EXERCISE REQUIREMENTS - Copy the data that follows, character for character, minus the pictures.

[Start]

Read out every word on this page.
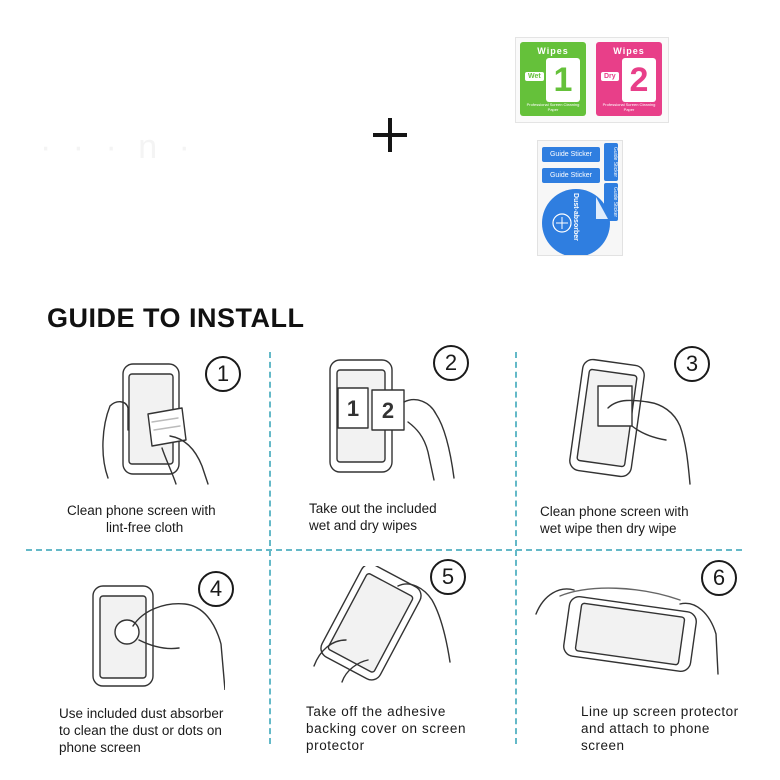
· · · n ·
Wipes
Wet 1
Professional Screen Cleaning Paper
Wipes
Dry 2
Professional Screen Cleaning Paper
Guide Sticker
Guide Sticker	Guide Sticker
Guide Sticker
Dust-absorber
GUIDE TO INSTALL
1
Clean phone screen with
lint-free cloth
2
1 2
Take out the included
wet and dry wipes
3
Clean phone screen with
wet wipe then dry wipe
4
Use included dust absorber
to clean the dust or dots on
phone screen
5
Take off the adhesive
backing cover on screen
protector
6
Line up screen protector
and attach to phone
screen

[End]

THE ANSWER -
Read out every word on this page.
· · · n ·
Wipes
Wet 1
Professional Screen Cleaning Paper
Wipes
Dry 2
Professional Screen Cleaning Paper
Guide Sticker
Guide Sticker	Guide Sticker
Guide Sticker
Dust-absorber
GUIDE TO INSTALL
1
Clean phone screen with
lint-free cloth
2
1 2
Take out the included
wet and dry wipes
3
Clean phone screen with
wet wipe then dry wipe
4
Use included dust absorber
to clean the dust or dots on
phone screen
5
Take off the adhesive
backing cover on screen
protector
6
Line up screen protector
and attach to phone
screen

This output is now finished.